Required task — Find the lines containing "Defensives" and say how many there are, with no other words.
========================
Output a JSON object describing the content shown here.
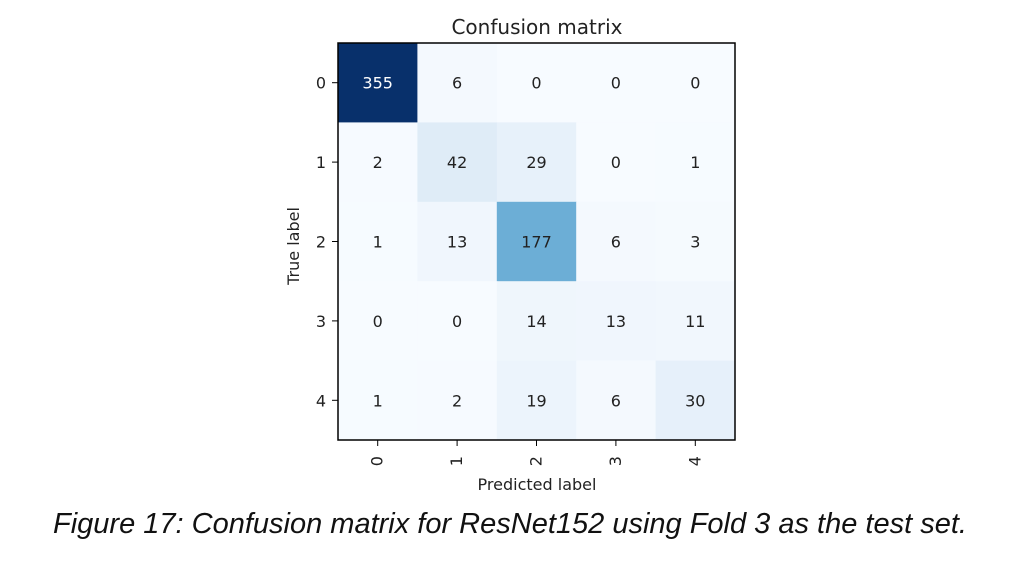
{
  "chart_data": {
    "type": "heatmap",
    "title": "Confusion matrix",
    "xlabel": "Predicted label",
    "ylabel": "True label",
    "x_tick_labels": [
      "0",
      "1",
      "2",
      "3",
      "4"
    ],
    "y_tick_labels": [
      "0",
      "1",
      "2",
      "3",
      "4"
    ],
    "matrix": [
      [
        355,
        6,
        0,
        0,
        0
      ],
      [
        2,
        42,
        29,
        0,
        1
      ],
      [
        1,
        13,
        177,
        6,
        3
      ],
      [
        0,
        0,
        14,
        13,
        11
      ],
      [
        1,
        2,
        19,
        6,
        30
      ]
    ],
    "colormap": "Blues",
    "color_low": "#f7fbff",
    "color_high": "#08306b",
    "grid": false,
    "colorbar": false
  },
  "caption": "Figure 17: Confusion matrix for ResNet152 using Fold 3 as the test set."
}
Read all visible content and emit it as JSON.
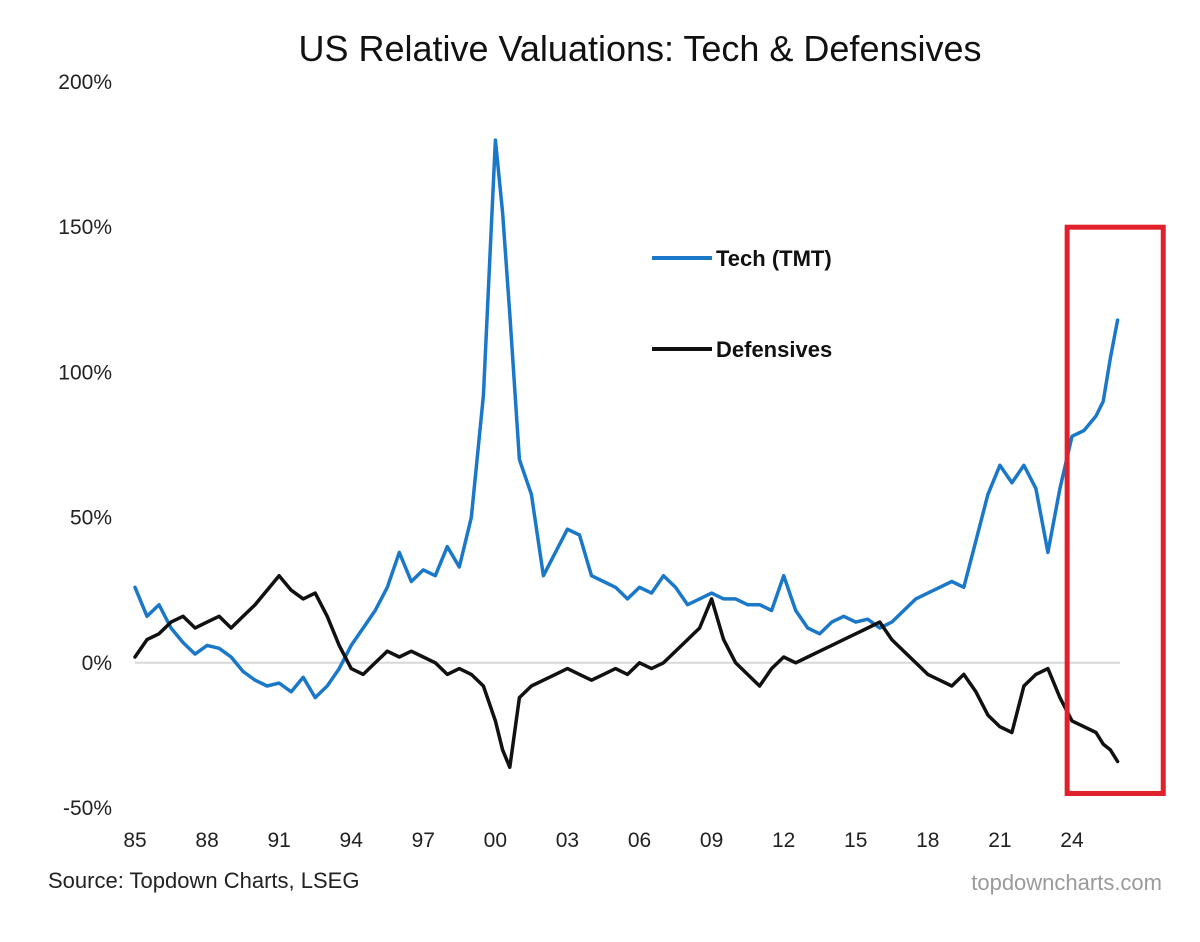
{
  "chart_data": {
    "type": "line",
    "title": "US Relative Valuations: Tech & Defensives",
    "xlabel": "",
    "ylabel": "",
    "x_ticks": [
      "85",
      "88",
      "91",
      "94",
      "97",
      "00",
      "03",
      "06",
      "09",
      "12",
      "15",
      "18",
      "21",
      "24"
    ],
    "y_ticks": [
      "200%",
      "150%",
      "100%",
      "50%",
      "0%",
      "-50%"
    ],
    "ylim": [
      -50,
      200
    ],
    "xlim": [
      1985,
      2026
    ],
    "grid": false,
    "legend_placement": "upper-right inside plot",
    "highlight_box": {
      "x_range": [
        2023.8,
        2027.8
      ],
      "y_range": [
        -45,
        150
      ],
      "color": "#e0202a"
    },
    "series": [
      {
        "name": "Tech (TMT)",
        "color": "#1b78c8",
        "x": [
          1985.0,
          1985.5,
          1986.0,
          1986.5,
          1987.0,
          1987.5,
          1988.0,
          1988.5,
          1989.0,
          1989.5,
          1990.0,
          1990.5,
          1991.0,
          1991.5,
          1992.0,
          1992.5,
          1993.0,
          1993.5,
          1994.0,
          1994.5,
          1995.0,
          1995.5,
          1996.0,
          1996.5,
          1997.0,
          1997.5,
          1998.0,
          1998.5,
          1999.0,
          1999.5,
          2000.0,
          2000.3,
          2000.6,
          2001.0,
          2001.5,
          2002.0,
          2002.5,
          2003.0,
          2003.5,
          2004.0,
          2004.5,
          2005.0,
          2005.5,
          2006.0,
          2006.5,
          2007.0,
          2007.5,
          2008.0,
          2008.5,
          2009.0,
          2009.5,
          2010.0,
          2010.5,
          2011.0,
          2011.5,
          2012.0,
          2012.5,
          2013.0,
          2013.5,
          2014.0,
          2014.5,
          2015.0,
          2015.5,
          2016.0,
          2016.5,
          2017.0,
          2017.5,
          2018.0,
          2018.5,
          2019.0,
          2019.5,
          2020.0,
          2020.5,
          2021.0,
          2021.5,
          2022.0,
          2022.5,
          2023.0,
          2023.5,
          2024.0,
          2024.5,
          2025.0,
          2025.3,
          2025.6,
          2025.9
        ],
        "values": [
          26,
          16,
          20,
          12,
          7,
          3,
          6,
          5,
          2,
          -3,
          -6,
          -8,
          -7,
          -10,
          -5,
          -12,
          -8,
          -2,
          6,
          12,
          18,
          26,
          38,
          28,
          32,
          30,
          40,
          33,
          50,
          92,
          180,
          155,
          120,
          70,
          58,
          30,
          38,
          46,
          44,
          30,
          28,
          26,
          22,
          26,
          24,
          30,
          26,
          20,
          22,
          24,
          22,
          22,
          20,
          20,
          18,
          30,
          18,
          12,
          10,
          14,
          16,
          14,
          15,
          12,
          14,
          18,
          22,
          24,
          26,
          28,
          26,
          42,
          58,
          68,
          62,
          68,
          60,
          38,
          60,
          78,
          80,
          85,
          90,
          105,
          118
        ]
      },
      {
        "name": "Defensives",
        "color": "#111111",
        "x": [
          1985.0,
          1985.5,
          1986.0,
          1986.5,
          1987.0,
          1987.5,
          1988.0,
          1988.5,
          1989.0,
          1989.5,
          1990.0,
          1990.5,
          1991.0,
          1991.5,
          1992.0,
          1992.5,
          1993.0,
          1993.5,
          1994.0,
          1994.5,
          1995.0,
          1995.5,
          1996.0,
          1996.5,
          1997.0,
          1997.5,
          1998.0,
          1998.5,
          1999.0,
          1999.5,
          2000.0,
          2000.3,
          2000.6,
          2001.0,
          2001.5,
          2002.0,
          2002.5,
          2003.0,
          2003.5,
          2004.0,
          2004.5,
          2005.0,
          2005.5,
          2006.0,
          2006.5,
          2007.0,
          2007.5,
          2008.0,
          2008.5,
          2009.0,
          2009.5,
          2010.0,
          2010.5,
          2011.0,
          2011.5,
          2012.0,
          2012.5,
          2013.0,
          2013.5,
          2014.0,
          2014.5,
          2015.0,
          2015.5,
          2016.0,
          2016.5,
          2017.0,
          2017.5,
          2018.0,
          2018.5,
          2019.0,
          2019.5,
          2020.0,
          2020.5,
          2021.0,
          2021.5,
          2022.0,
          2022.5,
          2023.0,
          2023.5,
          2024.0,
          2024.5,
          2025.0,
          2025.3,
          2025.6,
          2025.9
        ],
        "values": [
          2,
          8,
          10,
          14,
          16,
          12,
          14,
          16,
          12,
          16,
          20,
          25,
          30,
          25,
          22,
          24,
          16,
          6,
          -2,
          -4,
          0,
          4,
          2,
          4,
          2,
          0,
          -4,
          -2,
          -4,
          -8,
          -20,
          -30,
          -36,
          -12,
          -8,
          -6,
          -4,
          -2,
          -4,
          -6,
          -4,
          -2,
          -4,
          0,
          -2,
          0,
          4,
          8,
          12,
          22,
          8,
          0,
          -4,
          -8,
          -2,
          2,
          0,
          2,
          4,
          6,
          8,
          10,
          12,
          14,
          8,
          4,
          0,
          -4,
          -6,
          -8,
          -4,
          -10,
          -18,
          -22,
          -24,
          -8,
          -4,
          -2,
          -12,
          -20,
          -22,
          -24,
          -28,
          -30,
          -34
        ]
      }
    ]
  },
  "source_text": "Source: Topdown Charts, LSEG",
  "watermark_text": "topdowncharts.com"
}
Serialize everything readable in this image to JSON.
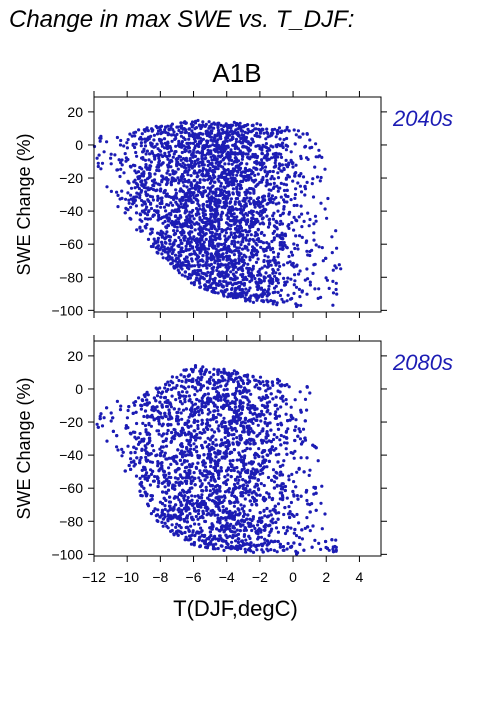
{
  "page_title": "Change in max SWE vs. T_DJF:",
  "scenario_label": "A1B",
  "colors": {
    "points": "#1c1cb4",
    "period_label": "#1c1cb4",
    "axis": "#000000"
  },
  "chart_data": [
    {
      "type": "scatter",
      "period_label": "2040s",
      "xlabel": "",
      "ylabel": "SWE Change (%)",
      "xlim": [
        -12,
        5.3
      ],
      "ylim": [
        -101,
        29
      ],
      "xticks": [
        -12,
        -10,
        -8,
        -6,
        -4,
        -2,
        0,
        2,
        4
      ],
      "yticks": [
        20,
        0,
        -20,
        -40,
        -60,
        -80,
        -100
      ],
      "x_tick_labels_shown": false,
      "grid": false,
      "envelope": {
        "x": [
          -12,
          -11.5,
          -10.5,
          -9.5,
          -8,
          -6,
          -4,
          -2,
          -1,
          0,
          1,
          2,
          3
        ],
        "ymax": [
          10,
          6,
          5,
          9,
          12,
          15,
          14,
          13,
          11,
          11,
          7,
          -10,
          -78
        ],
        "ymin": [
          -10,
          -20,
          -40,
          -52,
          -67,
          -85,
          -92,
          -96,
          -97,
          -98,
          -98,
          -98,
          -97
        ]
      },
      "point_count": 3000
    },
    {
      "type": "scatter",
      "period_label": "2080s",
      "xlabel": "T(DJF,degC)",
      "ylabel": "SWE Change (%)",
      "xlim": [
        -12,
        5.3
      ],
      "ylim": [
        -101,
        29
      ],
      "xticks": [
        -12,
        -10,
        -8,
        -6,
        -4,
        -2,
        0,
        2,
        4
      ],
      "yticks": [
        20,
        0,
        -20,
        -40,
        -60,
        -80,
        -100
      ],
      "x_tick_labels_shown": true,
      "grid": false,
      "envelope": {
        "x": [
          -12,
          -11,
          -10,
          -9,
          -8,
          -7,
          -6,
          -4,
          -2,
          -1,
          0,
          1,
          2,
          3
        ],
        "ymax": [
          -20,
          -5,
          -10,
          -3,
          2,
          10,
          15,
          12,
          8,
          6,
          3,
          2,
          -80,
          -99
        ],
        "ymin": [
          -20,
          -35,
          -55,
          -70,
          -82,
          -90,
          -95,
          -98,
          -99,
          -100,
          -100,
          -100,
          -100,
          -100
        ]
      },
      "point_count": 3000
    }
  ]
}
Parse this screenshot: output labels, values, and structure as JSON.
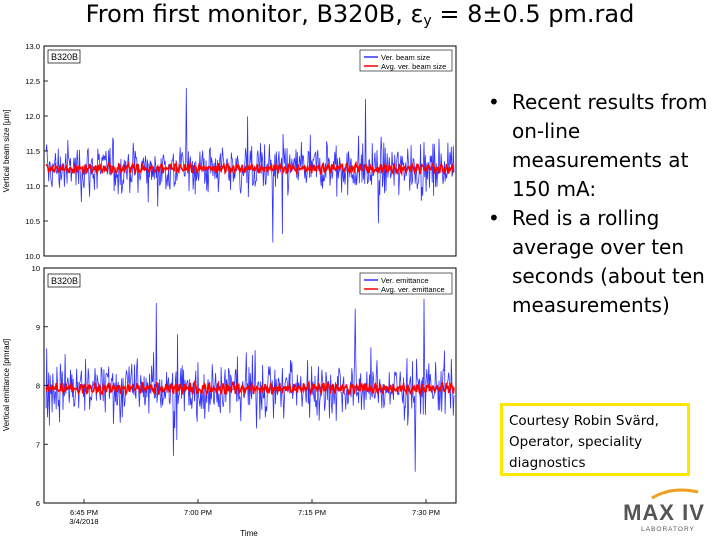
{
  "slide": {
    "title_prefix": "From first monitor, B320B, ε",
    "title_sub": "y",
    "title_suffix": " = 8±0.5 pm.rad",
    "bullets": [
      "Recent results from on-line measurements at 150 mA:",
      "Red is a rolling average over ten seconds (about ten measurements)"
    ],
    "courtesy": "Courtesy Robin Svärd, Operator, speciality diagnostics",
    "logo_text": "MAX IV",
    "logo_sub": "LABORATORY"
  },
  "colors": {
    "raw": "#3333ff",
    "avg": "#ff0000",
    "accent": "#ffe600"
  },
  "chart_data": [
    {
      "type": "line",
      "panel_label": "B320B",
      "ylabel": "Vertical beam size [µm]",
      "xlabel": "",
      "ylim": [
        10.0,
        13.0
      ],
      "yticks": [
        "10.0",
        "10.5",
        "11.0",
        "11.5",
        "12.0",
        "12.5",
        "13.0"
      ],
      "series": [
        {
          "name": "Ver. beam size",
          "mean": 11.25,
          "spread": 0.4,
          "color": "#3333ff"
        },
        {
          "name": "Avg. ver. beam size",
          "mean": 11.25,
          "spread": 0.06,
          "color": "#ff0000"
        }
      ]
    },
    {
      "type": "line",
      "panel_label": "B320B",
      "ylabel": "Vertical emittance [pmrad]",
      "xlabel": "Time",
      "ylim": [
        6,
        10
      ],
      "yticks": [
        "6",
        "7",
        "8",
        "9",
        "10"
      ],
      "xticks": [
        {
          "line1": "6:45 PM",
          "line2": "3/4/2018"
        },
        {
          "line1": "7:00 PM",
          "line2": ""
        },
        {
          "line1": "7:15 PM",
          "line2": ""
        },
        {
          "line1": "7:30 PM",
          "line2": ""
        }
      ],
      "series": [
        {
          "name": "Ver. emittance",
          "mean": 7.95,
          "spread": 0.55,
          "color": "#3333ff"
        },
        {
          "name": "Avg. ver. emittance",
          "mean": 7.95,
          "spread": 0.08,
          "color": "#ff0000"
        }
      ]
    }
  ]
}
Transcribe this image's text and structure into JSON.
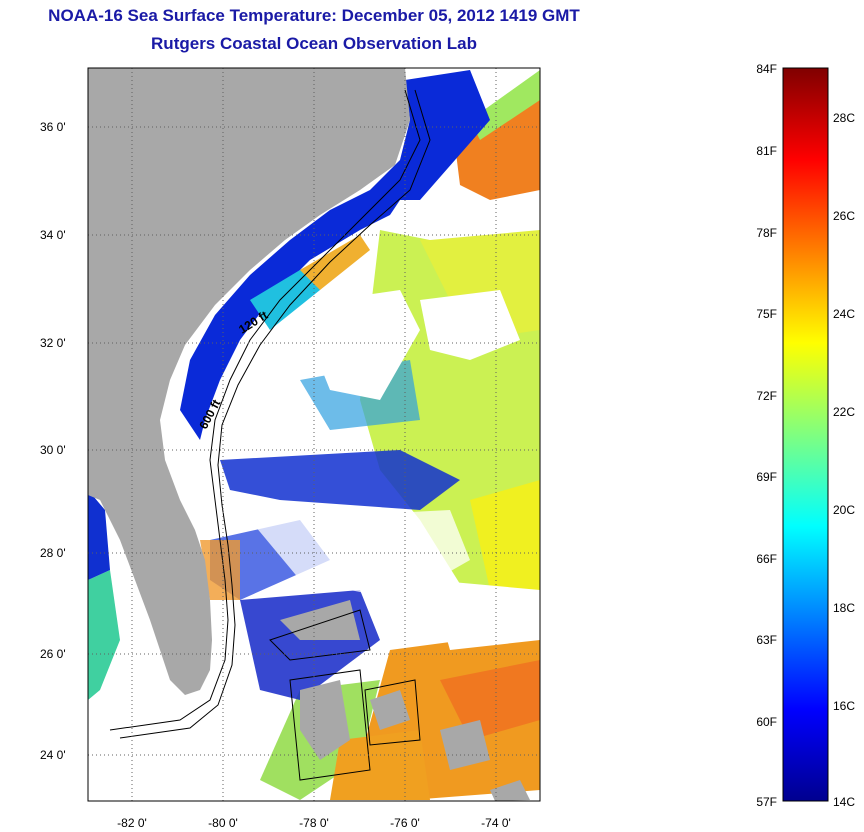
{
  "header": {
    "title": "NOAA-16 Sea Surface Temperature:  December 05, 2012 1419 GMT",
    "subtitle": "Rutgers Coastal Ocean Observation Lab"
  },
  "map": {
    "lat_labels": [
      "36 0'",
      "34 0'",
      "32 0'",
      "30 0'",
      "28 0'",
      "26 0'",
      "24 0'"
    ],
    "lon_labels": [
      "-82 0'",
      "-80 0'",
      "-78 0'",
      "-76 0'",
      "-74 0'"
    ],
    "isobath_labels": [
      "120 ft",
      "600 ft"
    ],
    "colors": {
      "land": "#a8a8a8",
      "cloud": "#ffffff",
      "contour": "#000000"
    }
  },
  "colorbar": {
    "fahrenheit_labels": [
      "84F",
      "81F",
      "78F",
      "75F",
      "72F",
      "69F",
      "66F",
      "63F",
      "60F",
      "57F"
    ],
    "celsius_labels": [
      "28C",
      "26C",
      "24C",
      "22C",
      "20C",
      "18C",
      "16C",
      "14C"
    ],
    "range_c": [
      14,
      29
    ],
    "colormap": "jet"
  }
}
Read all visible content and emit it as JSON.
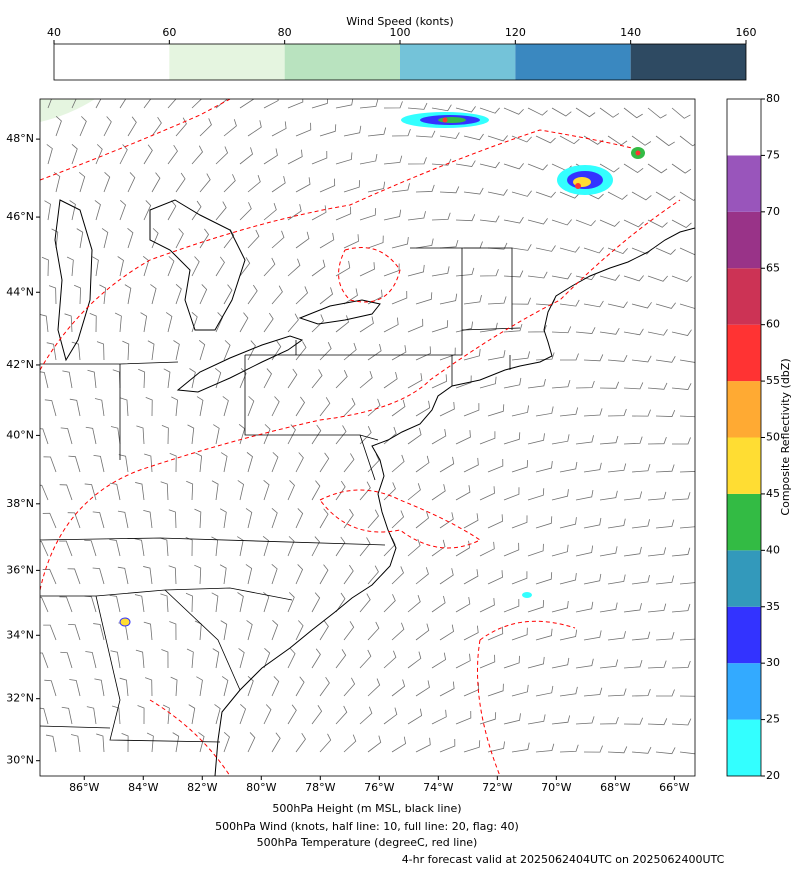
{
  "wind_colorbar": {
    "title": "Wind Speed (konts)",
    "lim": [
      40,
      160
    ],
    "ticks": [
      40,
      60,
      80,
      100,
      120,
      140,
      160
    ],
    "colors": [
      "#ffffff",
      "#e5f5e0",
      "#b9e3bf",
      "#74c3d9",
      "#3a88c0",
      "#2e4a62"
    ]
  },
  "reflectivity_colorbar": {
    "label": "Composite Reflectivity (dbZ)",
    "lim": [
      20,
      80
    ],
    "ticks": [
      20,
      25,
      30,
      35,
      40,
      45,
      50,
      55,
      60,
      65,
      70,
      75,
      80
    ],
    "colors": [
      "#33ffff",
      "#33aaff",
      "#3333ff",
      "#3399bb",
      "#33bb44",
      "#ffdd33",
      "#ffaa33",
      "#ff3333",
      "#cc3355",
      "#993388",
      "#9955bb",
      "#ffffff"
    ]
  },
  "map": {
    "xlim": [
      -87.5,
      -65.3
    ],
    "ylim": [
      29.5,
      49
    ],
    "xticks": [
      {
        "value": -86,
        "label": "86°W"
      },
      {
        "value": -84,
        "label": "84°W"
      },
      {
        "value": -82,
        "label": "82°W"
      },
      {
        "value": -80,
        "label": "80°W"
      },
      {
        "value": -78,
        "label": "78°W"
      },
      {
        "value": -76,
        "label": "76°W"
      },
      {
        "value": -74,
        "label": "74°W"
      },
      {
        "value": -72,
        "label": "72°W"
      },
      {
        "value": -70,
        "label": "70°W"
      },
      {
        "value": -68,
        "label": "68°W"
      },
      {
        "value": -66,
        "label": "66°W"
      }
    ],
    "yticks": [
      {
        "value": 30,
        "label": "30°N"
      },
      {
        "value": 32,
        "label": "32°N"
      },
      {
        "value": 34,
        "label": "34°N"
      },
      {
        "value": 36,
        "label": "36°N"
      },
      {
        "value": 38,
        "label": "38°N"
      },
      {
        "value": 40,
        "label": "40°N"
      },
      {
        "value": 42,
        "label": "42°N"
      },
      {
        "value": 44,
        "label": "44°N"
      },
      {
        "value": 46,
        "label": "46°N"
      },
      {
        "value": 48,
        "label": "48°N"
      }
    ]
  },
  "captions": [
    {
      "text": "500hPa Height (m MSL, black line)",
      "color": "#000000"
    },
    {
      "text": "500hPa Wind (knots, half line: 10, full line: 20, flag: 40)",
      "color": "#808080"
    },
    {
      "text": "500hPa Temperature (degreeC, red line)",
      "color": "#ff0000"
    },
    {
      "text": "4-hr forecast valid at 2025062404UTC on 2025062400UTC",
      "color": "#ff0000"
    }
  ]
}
========================
Solution to the problem — 2